- WRITTEN INSTRUCTION: Lines containing the string "icon" are to be collected in full.

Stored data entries

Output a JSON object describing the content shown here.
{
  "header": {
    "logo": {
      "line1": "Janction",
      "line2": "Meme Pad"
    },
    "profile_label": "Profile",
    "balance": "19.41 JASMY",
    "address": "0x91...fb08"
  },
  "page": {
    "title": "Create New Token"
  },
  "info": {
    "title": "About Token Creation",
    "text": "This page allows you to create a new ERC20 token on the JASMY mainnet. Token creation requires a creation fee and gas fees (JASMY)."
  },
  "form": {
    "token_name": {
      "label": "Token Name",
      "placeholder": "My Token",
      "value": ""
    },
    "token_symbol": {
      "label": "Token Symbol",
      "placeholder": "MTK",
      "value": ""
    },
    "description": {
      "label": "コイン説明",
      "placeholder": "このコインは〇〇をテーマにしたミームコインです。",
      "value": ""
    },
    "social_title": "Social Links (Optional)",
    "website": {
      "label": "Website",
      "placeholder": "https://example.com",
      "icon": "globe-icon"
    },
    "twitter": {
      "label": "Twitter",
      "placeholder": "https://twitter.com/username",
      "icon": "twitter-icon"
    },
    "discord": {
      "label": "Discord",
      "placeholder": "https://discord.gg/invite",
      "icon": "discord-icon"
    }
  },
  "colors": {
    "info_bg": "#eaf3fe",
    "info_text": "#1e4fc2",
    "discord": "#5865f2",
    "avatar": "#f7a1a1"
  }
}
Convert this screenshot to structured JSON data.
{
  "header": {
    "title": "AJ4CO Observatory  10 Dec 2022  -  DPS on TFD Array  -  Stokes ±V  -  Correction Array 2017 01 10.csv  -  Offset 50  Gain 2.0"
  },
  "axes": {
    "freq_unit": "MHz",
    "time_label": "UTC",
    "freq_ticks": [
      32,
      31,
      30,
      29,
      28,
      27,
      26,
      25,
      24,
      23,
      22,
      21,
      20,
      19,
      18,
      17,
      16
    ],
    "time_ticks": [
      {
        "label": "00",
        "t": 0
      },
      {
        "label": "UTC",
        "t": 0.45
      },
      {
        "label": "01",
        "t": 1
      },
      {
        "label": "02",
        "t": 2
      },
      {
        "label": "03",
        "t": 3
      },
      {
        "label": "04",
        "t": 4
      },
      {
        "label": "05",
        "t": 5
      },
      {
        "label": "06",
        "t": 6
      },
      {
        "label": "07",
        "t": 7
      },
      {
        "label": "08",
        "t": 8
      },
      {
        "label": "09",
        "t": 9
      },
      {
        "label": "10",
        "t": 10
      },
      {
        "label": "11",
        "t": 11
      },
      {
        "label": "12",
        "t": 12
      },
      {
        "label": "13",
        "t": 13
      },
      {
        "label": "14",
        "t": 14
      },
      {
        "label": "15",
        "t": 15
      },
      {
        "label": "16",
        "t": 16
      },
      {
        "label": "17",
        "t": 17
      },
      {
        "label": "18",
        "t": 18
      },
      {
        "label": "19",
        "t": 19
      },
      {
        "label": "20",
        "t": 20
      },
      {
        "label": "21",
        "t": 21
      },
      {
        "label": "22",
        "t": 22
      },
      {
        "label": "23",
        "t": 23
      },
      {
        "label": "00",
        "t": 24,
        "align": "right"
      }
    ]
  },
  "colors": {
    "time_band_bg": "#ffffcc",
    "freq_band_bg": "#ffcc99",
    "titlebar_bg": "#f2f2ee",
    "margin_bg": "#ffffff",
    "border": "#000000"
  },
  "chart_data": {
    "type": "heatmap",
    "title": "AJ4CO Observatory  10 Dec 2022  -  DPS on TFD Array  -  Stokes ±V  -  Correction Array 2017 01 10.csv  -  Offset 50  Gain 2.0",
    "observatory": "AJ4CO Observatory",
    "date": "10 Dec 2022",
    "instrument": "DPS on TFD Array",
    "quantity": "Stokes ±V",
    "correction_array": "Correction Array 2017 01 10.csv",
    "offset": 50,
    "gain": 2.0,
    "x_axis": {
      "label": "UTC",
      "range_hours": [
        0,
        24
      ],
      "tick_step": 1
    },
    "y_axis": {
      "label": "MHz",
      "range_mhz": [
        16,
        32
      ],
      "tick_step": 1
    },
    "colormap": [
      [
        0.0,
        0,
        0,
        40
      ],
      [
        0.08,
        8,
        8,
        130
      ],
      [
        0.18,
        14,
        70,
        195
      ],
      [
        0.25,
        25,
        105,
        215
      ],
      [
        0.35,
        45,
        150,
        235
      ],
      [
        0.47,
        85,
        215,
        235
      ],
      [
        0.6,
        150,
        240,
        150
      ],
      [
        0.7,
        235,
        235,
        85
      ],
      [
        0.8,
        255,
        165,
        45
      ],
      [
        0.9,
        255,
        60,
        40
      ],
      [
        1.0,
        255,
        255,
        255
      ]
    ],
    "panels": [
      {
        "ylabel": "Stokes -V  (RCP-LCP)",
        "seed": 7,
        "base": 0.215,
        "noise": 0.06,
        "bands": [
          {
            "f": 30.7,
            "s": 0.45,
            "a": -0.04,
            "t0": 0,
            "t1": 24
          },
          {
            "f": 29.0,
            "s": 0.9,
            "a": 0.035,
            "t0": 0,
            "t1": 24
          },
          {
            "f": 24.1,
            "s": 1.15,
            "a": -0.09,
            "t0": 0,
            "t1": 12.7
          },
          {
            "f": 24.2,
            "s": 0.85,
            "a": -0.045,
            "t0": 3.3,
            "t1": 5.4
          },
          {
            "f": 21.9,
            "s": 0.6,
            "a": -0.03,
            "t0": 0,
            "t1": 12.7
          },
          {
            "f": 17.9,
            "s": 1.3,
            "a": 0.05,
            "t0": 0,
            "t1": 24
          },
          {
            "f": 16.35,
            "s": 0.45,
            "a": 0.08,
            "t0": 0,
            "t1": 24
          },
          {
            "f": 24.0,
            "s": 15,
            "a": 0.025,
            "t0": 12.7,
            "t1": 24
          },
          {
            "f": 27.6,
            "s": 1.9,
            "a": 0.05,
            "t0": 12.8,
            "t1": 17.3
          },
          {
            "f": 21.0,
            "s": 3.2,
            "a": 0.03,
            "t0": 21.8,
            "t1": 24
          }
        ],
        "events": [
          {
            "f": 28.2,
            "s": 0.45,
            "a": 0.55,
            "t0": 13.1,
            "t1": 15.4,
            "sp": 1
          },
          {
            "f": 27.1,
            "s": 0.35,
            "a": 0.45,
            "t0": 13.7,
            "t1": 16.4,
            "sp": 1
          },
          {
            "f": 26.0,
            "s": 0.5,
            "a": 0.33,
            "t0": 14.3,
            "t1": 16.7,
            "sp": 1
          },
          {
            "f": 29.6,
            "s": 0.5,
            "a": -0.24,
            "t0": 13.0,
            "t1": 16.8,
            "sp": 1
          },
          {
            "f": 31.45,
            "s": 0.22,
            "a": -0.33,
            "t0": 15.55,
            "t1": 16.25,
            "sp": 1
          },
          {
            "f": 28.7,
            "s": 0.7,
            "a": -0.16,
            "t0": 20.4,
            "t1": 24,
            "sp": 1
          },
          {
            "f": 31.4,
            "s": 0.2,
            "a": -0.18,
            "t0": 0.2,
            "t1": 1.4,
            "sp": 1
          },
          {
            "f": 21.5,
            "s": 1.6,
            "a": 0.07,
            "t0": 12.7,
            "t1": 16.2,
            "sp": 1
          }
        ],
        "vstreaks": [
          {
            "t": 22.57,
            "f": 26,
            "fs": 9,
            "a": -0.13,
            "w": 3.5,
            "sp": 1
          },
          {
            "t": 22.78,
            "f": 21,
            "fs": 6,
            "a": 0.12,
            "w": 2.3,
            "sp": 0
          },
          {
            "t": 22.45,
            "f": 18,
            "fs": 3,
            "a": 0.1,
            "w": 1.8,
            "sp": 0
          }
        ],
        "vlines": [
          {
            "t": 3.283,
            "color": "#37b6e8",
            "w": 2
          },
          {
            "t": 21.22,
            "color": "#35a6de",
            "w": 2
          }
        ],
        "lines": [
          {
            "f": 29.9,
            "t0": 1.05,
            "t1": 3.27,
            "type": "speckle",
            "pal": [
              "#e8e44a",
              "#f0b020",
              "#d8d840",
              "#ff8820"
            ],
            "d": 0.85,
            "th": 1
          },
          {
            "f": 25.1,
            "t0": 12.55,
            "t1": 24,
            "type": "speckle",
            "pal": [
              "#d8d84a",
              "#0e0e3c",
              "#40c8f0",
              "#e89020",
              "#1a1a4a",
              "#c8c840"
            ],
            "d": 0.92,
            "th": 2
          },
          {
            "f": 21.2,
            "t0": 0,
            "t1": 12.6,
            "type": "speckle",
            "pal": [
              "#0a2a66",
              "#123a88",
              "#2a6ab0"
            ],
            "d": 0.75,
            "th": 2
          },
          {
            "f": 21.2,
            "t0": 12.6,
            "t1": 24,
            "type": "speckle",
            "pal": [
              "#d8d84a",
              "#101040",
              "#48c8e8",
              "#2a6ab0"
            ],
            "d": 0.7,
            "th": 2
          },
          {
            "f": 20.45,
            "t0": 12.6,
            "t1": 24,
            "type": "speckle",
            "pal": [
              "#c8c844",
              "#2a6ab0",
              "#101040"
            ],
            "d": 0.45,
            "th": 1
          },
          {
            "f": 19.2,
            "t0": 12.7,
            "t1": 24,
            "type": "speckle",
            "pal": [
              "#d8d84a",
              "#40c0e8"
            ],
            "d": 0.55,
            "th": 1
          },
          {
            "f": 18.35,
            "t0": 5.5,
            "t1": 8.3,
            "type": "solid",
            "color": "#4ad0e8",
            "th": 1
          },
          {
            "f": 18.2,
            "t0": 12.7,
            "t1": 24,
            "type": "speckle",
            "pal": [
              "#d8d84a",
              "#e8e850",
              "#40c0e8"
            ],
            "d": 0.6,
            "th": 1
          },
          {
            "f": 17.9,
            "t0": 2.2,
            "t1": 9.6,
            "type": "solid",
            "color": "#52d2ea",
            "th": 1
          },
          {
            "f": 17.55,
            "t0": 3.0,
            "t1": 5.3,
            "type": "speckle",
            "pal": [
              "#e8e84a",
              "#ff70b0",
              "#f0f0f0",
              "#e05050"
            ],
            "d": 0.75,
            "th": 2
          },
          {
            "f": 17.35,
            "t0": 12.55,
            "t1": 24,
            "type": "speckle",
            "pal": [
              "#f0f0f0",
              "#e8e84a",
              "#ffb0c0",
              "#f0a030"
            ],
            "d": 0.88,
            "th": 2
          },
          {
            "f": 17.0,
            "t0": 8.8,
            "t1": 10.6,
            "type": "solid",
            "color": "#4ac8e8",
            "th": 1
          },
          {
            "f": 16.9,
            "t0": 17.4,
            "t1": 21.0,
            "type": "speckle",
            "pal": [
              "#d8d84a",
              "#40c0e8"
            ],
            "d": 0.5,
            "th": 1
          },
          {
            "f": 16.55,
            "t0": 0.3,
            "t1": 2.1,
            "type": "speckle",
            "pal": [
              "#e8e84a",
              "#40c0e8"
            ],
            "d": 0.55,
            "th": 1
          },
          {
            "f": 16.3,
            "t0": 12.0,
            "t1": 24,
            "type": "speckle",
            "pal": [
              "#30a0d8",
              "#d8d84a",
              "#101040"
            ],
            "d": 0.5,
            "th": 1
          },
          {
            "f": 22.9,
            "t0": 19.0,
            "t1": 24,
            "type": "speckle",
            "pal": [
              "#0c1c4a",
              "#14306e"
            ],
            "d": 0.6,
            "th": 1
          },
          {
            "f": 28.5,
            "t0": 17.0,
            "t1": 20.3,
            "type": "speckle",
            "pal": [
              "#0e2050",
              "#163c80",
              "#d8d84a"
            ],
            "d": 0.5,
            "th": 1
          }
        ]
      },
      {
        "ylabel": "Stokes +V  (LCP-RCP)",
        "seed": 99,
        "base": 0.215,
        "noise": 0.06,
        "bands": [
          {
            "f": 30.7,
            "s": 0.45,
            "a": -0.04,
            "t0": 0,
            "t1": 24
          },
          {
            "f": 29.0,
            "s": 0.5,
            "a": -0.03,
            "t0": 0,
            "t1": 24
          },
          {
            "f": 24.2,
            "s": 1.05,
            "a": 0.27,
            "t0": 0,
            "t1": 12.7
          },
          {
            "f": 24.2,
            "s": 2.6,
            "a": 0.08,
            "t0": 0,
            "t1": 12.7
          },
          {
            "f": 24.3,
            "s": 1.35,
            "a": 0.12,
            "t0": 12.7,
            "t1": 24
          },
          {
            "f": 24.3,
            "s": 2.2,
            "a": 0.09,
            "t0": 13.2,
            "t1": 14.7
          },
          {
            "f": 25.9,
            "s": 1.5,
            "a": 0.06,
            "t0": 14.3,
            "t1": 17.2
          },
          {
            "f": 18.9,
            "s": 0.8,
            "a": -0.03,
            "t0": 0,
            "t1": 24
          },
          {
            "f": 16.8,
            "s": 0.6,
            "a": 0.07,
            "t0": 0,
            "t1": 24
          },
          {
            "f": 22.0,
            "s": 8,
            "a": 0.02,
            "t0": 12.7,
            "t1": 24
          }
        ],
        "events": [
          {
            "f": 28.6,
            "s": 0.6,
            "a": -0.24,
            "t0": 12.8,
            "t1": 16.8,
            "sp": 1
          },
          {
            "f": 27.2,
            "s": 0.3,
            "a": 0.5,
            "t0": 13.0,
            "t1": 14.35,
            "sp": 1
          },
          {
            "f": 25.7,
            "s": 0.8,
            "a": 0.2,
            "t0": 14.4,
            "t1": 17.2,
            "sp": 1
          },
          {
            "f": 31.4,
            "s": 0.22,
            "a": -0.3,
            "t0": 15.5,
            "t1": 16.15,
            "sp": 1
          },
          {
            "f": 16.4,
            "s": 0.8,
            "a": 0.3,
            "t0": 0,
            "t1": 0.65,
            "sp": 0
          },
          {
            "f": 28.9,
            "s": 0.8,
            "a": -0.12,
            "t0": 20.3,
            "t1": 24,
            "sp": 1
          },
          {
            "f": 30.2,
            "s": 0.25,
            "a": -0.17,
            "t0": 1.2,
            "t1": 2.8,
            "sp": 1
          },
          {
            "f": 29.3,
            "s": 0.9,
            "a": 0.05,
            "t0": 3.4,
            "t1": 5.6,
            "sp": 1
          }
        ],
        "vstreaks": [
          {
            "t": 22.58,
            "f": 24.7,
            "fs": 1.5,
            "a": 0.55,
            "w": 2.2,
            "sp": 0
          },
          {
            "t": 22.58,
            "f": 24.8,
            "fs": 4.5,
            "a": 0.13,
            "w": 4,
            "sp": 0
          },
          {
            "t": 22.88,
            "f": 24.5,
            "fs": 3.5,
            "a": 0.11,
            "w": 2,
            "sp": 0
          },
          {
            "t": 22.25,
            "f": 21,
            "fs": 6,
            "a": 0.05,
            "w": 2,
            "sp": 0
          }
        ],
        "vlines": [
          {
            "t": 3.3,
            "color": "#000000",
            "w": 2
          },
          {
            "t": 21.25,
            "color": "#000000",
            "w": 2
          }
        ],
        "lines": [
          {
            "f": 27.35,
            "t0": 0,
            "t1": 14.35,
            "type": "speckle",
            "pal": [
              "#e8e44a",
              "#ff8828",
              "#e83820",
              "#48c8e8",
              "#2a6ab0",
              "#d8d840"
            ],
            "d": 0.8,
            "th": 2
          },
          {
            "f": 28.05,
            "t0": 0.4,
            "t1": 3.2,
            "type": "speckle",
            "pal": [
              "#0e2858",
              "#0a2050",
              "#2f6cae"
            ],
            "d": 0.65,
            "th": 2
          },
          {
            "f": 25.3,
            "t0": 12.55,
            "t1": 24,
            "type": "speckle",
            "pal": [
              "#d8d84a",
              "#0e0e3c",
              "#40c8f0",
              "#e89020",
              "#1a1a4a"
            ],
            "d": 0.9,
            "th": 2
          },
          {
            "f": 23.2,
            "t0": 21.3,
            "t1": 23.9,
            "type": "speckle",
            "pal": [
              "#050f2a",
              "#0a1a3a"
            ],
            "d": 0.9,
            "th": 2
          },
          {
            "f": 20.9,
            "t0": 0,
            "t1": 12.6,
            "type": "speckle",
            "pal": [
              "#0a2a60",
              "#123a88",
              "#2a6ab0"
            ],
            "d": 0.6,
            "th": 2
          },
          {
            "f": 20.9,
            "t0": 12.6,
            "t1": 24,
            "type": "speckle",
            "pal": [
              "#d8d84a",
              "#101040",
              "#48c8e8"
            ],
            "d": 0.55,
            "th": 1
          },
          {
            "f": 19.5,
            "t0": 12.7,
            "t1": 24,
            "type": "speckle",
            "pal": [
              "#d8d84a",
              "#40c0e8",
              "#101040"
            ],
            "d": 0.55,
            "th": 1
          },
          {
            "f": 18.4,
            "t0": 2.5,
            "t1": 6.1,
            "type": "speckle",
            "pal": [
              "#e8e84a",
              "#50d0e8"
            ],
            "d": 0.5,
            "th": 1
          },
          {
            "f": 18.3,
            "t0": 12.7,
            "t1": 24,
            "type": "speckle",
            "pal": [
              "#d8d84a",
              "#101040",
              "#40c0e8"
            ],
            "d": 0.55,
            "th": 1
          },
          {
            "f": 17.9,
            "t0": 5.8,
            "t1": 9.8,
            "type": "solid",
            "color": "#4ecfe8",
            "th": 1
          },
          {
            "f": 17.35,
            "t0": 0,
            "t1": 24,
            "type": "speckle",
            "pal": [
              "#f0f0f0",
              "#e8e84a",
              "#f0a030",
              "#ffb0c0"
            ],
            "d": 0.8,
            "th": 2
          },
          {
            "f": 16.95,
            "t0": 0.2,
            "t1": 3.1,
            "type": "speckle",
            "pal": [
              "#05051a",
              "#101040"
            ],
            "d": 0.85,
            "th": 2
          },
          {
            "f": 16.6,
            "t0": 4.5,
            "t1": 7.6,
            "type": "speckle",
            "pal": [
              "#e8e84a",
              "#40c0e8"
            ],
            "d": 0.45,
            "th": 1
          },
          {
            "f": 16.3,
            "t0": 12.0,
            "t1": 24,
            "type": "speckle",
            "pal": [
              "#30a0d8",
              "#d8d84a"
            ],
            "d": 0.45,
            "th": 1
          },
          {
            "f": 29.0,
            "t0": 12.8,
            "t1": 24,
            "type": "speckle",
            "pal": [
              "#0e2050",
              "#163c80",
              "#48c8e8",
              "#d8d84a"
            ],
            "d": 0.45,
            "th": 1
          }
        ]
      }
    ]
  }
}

- ANSWER TO THE PROBLEM:
      "icon": "globe-icon"
      "icon": "twitter-icon"
      "icon": "discord-icon"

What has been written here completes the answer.